#### [What you are asked to do]
The records below are to be quoted in full; please keep every word exact.

++++ Task material ++++

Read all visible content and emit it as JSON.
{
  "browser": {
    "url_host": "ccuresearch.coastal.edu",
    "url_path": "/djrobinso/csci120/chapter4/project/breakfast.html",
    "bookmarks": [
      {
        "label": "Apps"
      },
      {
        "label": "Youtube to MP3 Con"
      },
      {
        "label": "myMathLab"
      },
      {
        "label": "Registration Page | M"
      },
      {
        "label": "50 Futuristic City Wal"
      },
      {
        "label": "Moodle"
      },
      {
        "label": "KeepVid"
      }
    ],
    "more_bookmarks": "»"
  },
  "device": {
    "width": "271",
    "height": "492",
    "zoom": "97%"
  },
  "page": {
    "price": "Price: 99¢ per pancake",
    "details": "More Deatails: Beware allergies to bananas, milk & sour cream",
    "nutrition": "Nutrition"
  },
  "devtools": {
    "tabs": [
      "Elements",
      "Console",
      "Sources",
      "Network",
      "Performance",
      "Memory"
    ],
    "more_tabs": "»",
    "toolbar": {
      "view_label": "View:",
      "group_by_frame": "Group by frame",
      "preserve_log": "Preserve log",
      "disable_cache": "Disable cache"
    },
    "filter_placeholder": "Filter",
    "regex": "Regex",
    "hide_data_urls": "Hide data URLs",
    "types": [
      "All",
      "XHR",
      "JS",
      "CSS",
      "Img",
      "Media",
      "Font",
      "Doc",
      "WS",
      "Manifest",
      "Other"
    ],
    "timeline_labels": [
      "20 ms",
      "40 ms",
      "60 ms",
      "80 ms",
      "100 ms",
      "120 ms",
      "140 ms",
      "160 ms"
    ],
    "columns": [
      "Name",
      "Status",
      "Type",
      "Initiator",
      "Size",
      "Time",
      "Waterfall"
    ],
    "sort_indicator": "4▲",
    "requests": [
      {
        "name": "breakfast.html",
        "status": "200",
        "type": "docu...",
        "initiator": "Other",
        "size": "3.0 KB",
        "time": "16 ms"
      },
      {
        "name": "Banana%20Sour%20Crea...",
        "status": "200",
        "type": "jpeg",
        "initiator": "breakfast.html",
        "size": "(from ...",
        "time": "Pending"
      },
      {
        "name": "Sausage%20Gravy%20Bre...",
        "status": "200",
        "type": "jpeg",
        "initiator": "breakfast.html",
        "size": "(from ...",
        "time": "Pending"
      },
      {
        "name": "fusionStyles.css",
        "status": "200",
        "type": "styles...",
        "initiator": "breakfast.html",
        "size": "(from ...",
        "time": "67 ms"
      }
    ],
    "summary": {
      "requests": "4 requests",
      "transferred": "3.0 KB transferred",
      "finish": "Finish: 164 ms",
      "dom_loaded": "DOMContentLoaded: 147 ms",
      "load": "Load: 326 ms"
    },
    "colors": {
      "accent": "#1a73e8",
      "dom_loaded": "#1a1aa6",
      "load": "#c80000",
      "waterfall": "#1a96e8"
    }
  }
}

++++

#### [Result of this task]
Read all visible content and emit it as JSON.
{
  "browser": {
    "url_host": "ccuresearch.coastal.edu",
    "url_path": "/djrobinso/csci120/chapter4/project/breakfast.html",
    "bookmarks": [
      {
        "label": "Apps"
      },
      {
        "label": "Youtube to MP3 Con"
      },
      {
        "label": "myMathLab"
      },
      {
        "label": "Registration Page | M"
      },
      {
        "label": "50 Futuristic City Wal"
      },
      {
        "label": "Moodle"
      },
      {
        "label": "KeepVid"
      }
    ],
    "more_bookmarks": "»"
  },
  "device": {
    "width": "271",
    "height": "492",
    "zoom": "97%"
  },
  "page": {
    "price": "Price: 99¢ per pancake",
    "details": "More Deatails: Beware allergies to bananas, milk & sour cream",
    "nutrition": "Nutrition"
  },
  "devtools": {
    "tabs": [
      "Elements",
      "Console",
      "Sources",
      "Network",
      "Performance",
      "Memory"
    ],
    "more_tabs": "»",
    "toolbar": {
      "view_label": "View:",
      "group_by_frame": "Group by frame",
      "preserve_log": "Preserve log",
      "disable_cache": "Disable cache"
    },
    "filter_placeholder": "Filter",
    "regex": "Regex",
    "hide_data_urls": "Hide data URLs",
    "types": [
      "All",
      "XHR",
      "JS",
      "CSS",
      "Img",
      "Media",
      "Font",
      "Doc",
      "WS",
      "Manifest",
      "Other"
    ],
    "timeline_labels": [
      "20 ms",
      "40 ms",
      "60 ms",
      "80 ms",
      "100 ms",
      "120 ms",
      "140 ms",
      "160 ms"
    ],
    "columns": [
      "Name",
      "Status",
      "Type",
      "Initiator",
      "Size",
      "Time",
      "Waterfall"
    ],
    "sort_indicator": "4▲",
    "requests": [
      {
        "name": "breakfast.html",
        "status": "200",
        "type": "docu...",
        "initiator": "Other",
        "size": "3.0 KB",
        "time": "16 ms"
      },
      {
        "name": "Banana%20Sour%20Crea...",
        "status": "200",
        "type": "jpeg",
        "initiator": "breakfast.html",
        "size": "(from ...",
        "time": "Pending"
      },
      {
        "name": "Sausage%20Gravy%20Bre...",
        "status": "200",
        "type": "jpeg",
        "initiator": "breakfast.html",
        "size": "(from ...",
        "time": "Pending"
      },
      {
        "name": "fusionStyles.css",
        "status": "200",
        "type": "styles...",
        "initiator": "breakfast.html",
        "size": "(from ...",
        "time": "67 ms"
      }
    ],
    "summary": {
      "requests": "4 requests",
      "transferred": "3.0 KB transferred",
      "finish": "Finish: 164 ms",
      "dom_loaded": "DOMContentLoaded: 147 ms",
      "load": "Load: 326 ms"
    },
    "colors": {
      "accent": "#1a73e8",
      "dom_loaded": "#1a1aa6",
      "load": "#c80000",
      "waterfall": "#1a96e8"
    }
  }
}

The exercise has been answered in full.